* Brief:
Reproduce the entries in full, with no changes.

(Figure contents as structured data)
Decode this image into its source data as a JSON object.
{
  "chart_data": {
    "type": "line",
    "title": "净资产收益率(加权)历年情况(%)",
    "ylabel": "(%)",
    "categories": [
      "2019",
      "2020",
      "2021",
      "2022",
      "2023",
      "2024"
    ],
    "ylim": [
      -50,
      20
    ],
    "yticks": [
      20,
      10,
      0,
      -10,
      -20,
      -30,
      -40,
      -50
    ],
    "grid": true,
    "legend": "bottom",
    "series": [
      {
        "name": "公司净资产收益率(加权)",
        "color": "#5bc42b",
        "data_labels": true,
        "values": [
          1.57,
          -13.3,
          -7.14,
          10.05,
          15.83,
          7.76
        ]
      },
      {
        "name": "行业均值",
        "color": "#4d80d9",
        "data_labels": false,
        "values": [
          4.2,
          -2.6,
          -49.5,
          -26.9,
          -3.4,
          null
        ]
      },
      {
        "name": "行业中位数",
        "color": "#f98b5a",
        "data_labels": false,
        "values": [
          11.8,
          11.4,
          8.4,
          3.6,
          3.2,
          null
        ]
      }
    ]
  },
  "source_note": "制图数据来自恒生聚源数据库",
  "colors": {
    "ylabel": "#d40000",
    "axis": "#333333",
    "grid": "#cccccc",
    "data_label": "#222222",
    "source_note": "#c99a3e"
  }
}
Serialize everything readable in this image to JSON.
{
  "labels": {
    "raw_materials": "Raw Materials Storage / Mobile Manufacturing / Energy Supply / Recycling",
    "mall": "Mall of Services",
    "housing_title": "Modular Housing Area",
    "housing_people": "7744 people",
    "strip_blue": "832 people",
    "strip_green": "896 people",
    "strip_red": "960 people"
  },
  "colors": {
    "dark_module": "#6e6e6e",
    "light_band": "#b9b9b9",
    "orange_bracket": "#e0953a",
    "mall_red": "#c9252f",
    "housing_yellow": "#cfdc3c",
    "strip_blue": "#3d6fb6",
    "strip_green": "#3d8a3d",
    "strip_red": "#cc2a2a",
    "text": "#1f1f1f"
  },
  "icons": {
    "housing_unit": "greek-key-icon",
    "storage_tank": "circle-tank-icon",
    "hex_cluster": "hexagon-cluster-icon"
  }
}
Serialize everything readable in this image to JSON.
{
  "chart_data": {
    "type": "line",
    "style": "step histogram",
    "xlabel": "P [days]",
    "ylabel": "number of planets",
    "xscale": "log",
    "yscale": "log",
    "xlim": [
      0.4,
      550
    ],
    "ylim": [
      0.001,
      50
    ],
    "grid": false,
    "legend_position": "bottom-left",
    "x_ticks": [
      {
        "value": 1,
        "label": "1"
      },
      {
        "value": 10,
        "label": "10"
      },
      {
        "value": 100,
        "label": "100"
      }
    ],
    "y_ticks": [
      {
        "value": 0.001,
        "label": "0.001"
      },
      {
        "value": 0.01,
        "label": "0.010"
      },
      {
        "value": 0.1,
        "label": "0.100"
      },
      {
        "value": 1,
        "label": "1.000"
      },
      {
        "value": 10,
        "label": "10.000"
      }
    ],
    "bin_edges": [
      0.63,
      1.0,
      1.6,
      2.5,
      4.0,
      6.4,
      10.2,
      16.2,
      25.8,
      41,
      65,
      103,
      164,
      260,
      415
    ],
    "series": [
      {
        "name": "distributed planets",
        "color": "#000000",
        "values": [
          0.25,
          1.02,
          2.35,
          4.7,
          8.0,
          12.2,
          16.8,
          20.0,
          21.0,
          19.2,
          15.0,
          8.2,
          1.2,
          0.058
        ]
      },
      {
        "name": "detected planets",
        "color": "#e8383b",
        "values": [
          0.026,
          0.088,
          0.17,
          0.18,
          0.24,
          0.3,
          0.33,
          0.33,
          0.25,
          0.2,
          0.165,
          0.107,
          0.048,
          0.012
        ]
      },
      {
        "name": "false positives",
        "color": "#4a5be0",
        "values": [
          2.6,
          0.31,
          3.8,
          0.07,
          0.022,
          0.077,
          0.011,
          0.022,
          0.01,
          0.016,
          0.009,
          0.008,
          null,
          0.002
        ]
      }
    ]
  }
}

* Result:
Decode this image into its source data as a JSON object.
{
  "chart_data": {
    "type": "line",
    "title": "净资产收益率(加权)历年情况(%)",
    "ylabel": "(%)",
    "categories": [
      "2019",
      "2020",
      "2021",
      "2022",
      "2023",
      "2024"
    ],
    "ylim": [
      -50,
      20
    ],
    "yticks": [
      20,
      10,
      0,
      -10,
      -20,
      -30,
      -40,
      -50
    ],
    "grid": true,
    "legend": "bottom",
    "series": [
      {
        "name": "公司净资产收益率(加权)",
        "color": "#5bc42b",
        "data_labels": true,
        "values": [
          1.57,
          -13.3,
          -7.14,
          10.05,
          15.83,
          7.76
        ]
      },
      {
        "name": "行业均值",
        "color": "#4d80d9",
        "data_labels": false,
        "values": [
          4.2,
          -2.6,
          -49.5,
          -26.9,
          -3.4,
          null
        ]
      },
      {
        "name": "行业中位数",
        "color": "#f98b5a",
        "data_labels": false,
        "values": [
          11.8,
          11.4,
          8.4,
          3.6,
          3.2,
          null
        ]
      }
    ]
  },
  "source_note": "制图数据来自恒生聚源数据库",
  "colors": {
    "ylabel": "#d40000",
    "axis": "#333333",
    "grid": "#cccccc",
    "data_label": "#222222",
    "source_note": "#c99a3e"
  }
}
Serialize everything readable in this image to JSON.
{
  "labels": {
    "raw_materials": "Raw Materials Storage / Mobile Manufacturing / Energy Supply / Recycling",
    "mall": "Mall of Services",
    "housing_title": "Modular Housing Area",
    "housing_people": "7744 people",
    "strip_blue": "832 people",
    "strip_green": "896 people",
    "strip_red": "960 people"
  },
  "colors": {
    "dark_module": "#6e6e6e",
    "light_band": "#b9b9b9",
    "orange_bracket": "#e0953a",
    "mall_red": "#c9252f",
    "housing_yellow": "#cfdc3c",
    "strip_blue": "#3d6fb6",
    "strip_green": "#3d8a3d",
    "strip_red": "#cc2a2a",
    "text": "#1f1f1f"
  },
  "icons": {
    "housing_unit": "greek-key-icon",
    "storage_tank": "circle-tank-icon",
    "hex_cluster": "hexagon-cluster-icon"
  }
}
Serialize everything readable in this image to JSON.
{
  "chart_data": {
    "type": "line",
    "style": "step histogram",
    "xlabel": "P [days]",
    "ylabel": "number of planets",
    "xscale": "log",
    "yscale": "log",
    "xlim": [
      0.4,
      550
    ],
    "ylim": [
      0.001,
      50
    ],
    "grid": false,
    "legend_position": "bottom-left",
    "x_ticks": [
      {
        "value": 1,
        "label": "1"
      },
      {
        "value": 10,
        "label": "10"
      },
      {
        "value": 100,
        "label": "100"
      }
    ],
    "y_ticks": [
      {
        "value": 0.001,
        "label": "0.001"
      },
      {
        "value": 0.01,
        "label": "0.010"
      },
      {
        "value": 0.1,
        "label": "0.100"
      },
      {
        "value": 1,
        "label": "1.000"
      },
      {
        "value": 10,
        "label": "10.000"
      }
    ],
    "bin_edges": [
      0.63,
      1.0,
      1.6,
      2.5,
      4.0,
      6.4,
      10.2,
      16.2,
      25.8,
      41,
      65,
      103,
      164,
      260,
      415
    ],
    "series": [
      {
        "name": "distributed planets",
        "color": "#000000",
        "values": [
          0.25,
          1.02,
          2.35,
          4.7,
          8.0,
          12.2,
          16.8,
          20.0,
          21.0,
          19.2,
          15.0,
          8.2,
          1.2,
          0.058
        ]
      },
      {
        "name": "detected planets",
        "color": "#e8383b",
        "values": [
          0.026,
          0.088,
          0.17,
          0.18,
          0.24,
          0.3,
          0.33,
          0.33,
          0.25,
          0.2,
          0.165,
          0.107,
          0.048,
          0.012
        ]
      },
      {
        "name": "false positives",
        "color": "#4a5be0",
        "values": [
          2.6,
          0.31,
          3.8,
          0.07,
          0.022,
          0.077,
          0.011,
          0.022,
          0.01,
          0.016,
          0.009,
          0.008,
          null,
          0.002
        ]
      }
    ]
  }
}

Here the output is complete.